Given request: Find every line in the records below that holds the word "JSON", and copy each one.

Stored rows:

# # # # #

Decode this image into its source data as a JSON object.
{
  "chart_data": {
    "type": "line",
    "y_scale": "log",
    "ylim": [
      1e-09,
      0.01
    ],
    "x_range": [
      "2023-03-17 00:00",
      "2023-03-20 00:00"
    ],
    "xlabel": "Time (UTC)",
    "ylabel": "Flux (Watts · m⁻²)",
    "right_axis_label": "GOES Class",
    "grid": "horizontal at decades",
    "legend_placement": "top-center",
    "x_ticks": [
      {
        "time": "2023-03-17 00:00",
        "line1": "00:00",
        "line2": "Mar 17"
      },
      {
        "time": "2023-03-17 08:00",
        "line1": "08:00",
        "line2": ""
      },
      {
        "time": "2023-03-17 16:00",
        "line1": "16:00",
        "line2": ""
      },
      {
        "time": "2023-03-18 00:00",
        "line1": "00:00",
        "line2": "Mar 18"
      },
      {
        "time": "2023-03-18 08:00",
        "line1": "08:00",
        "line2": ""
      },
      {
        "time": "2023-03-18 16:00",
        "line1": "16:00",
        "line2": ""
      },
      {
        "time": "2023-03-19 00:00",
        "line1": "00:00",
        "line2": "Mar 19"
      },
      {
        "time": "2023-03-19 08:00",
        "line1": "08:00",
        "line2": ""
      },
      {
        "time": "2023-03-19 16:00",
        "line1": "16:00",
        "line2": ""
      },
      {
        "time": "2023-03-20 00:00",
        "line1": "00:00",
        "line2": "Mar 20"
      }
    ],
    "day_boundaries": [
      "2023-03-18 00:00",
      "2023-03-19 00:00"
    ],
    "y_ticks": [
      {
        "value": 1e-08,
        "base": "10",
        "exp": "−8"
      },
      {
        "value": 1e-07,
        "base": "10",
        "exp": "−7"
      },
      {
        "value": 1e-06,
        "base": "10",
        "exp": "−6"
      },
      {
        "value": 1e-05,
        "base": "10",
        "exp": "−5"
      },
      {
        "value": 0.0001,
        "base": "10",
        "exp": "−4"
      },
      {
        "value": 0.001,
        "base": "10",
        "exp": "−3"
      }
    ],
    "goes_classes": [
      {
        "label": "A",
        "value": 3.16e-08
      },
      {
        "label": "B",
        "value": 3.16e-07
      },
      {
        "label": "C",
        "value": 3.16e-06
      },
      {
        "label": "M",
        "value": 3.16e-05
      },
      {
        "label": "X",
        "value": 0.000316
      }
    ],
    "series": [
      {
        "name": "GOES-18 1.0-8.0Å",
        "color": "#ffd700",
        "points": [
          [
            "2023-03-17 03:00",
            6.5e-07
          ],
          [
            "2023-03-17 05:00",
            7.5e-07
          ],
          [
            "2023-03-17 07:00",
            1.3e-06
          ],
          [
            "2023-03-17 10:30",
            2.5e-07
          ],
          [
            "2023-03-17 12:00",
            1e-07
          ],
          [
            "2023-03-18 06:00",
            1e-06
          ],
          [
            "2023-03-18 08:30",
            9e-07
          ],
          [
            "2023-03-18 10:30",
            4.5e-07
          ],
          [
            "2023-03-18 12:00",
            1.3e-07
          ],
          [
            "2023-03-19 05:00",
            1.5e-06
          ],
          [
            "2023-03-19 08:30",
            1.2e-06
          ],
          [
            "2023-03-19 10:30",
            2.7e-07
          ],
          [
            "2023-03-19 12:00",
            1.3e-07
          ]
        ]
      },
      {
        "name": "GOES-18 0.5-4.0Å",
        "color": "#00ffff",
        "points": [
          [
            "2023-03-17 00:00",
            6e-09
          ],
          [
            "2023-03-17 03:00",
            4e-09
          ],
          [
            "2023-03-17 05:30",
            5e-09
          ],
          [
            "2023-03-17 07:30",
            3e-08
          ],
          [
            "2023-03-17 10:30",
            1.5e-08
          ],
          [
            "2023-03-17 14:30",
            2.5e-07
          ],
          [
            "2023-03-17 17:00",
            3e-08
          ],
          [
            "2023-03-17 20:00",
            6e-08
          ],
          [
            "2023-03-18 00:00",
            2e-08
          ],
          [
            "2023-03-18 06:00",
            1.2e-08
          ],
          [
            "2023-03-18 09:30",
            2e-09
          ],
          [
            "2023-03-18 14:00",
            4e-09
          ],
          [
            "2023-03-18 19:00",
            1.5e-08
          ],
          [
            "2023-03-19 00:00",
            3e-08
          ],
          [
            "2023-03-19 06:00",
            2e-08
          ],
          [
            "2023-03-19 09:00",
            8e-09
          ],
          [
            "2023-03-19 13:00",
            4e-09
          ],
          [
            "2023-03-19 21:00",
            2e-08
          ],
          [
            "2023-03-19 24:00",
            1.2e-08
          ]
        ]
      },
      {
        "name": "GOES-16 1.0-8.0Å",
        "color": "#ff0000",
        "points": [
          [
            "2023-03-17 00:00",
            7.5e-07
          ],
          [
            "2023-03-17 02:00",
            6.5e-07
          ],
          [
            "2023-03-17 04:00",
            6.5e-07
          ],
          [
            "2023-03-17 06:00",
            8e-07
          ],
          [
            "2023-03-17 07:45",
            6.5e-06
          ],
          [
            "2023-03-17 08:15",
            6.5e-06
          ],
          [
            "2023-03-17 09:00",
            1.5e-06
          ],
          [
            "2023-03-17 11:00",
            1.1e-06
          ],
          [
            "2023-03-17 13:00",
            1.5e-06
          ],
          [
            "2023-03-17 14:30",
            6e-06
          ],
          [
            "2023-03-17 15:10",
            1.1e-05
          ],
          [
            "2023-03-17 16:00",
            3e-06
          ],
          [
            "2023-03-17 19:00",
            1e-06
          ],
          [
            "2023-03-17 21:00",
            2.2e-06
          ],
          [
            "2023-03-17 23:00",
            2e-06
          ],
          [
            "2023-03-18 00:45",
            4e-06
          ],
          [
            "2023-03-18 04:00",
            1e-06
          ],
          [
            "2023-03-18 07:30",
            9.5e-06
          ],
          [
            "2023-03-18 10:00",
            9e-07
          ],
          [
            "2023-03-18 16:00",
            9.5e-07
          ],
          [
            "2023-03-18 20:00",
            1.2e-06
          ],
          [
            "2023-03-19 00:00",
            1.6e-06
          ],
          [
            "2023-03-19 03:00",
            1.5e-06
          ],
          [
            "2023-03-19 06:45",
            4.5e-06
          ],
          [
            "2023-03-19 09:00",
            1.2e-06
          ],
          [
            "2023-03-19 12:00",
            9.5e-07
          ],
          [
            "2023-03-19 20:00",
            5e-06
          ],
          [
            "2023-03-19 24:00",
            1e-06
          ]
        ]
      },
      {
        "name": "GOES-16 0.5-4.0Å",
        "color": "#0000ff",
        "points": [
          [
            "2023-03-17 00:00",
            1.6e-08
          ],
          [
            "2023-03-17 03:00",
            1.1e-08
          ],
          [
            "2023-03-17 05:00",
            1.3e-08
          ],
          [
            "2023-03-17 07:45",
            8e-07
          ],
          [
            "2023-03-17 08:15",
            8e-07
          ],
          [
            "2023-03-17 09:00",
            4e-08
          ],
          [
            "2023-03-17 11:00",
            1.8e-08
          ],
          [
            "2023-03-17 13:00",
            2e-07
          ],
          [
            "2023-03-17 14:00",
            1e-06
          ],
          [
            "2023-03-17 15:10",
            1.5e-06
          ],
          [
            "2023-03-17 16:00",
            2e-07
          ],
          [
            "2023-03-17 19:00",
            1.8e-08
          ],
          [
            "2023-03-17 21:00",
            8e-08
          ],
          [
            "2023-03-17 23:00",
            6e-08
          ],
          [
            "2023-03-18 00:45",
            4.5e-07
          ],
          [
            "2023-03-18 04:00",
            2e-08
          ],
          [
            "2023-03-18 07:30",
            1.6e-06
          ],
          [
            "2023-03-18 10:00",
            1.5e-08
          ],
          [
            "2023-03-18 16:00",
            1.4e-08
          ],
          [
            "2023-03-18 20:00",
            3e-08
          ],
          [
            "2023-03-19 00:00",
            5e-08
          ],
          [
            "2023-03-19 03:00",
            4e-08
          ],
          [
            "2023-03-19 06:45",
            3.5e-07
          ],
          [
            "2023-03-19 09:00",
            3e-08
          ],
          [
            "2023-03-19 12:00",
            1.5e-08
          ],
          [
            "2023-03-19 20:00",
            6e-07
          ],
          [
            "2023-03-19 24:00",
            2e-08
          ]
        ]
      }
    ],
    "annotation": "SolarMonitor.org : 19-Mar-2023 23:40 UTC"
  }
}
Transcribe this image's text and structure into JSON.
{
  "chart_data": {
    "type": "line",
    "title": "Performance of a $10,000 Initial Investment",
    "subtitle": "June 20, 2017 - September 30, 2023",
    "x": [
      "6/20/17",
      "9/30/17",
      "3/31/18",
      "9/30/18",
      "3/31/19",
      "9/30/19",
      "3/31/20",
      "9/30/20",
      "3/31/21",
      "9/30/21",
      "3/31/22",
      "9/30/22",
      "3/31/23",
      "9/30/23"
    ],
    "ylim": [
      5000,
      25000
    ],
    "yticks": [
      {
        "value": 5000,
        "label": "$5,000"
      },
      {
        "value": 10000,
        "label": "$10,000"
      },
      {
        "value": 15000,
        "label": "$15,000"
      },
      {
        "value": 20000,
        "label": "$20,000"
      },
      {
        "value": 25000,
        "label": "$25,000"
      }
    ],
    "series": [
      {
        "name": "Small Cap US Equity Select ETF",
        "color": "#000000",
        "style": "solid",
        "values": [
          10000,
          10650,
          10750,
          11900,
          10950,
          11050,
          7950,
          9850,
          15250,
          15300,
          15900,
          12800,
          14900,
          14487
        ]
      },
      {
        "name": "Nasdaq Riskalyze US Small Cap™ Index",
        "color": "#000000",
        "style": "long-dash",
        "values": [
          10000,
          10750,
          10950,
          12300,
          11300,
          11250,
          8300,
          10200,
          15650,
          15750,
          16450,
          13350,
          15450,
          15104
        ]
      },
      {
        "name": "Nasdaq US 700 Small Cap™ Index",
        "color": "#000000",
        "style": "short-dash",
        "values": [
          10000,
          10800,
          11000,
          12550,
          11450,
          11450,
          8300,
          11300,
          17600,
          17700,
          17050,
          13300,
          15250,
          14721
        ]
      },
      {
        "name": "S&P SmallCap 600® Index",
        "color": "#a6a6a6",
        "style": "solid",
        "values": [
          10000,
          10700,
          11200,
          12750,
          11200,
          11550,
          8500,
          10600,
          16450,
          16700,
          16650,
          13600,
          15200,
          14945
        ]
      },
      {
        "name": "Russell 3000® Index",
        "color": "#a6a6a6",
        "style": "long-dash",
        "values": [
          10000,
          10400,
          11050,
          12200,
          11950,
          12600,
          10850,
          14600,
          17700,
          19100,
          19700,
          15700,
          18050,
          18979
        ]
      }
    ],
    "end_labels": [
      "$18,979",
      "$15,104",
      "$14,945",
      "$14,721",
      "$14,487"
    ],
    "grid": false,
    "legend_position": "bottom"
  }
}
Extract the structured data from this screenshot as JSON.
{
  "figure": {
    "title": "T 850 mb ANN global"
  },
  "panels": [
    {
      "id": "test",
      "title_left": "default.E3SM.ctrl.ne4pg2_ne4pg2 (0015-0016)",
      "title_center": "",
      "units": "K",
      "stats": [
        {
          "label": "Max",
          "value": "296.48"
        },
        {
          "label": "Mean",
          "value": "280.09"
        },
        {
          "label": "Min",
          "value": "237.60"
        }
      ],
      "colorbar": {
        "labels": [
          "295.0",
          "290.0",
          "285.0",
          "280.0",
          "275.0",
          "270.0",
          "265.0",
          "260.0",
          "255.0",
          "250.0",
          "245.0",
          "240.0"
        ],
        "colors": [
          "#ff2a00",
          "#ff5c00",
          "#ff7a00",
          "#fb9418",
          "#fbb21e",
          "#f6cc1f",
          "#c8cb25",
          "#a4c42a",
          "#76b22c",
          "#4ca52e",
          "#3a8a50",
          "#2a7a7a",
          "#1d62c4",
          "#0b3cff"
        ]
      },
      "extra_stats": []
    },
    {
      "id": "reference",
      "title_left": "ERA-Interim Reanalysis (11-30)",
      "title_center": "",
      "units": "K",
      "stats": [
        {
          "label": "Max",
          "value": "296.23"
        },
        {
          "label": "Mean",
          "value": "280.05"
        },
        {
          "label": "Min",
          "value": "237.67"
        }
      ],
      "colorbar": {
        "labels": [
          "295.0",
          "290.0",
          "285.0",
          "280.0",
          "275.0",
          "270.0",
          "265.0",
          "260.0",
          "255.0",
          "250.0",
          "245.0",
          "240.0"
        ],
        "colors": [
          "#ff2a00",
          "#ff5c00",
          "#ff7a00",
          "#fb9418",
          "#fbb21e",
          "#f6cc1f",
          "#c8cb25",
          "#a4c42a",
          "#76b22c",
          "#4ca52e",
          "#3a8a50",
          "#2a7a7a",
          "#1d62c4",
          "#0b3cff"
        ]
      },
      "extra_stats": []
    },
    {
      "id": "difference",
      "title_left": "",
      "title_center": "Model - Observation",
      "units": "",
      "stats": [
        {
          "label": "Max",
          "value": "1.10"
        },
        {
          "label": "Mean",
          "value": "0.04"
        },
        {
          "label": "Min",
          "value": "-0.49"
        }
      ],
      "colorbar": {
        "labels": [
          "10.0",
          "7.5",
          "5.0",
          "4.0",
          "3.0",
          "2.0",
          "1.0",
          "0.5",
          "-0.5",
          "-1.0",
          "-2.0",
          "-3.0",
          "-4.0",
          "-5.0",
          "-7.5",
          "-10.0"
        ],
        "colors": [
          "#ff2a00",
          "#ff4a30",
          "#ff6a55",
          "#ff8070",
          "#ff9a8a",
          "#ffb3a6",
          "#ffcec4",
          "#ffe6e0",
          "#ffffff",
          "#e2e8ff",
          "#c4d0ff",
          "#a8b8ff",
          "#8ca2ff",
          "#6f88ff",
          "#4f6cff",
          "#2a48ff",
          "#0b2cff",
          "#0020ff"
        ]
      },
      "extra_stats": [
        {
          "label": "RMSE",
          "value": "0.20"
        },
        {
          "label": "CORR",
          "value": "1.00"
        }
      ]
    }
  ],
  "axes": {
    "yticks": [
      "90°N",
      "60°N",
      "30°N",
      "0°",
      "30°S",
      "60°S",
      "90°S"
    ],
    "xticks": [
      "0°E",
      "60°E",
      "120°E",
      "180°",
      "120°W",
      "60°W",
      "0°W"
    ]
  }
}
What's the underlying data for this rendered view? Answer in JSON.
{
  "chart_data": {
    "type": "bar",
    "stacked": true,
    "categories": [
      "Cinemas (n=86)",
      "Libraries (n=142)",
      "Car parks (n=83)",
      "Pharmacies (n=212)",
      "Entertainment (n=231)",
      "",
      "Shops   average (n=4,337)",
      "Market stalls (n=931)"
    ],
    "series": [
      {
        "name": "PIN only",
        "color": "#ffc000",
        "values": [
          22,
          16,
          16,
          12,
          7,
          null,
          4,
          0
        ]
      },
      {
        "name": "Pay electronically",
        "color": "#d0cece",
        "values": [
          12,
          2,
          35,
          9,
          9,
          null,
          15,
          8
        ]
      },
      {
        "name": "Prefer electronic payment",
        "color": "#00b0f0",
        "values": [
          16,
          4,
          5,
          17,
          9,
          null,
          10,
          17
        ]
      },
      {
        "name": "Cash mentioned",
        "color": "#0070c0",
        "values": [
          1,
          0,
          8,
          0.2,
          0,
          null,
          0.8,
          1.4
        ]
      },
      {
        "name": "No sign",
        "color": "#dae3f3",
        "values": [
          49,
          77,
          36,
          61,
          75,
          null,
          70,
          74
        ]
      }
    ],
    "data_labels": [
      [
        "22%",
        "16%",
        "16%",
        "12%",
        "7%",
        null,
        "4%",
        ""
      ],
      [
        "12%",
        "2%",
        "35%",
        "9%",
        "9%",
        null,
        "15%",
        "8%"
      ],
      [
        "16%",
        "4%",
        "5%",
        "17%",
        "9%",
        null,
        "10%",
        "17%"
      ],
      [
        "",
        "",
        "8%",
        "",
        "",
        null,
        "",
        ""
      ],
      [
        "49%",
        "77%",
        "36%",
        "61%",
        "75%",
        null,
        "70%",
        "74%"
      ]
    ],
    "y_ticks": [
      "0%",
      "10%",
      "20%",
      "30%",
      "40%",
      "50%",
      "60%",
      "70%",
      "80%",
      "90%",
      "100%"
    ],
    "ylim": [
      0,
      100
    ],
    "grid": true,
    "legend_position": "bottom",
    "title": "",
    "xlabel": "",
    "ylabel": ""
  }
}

# # # # #

The solution:
Decode this image into its source data as a JSON object.
Transcribe this image's text and structure into JSON.
Extract the structured data from this screenshot as JSON.
What's the underlying data for this rendered view? Answer in JSON.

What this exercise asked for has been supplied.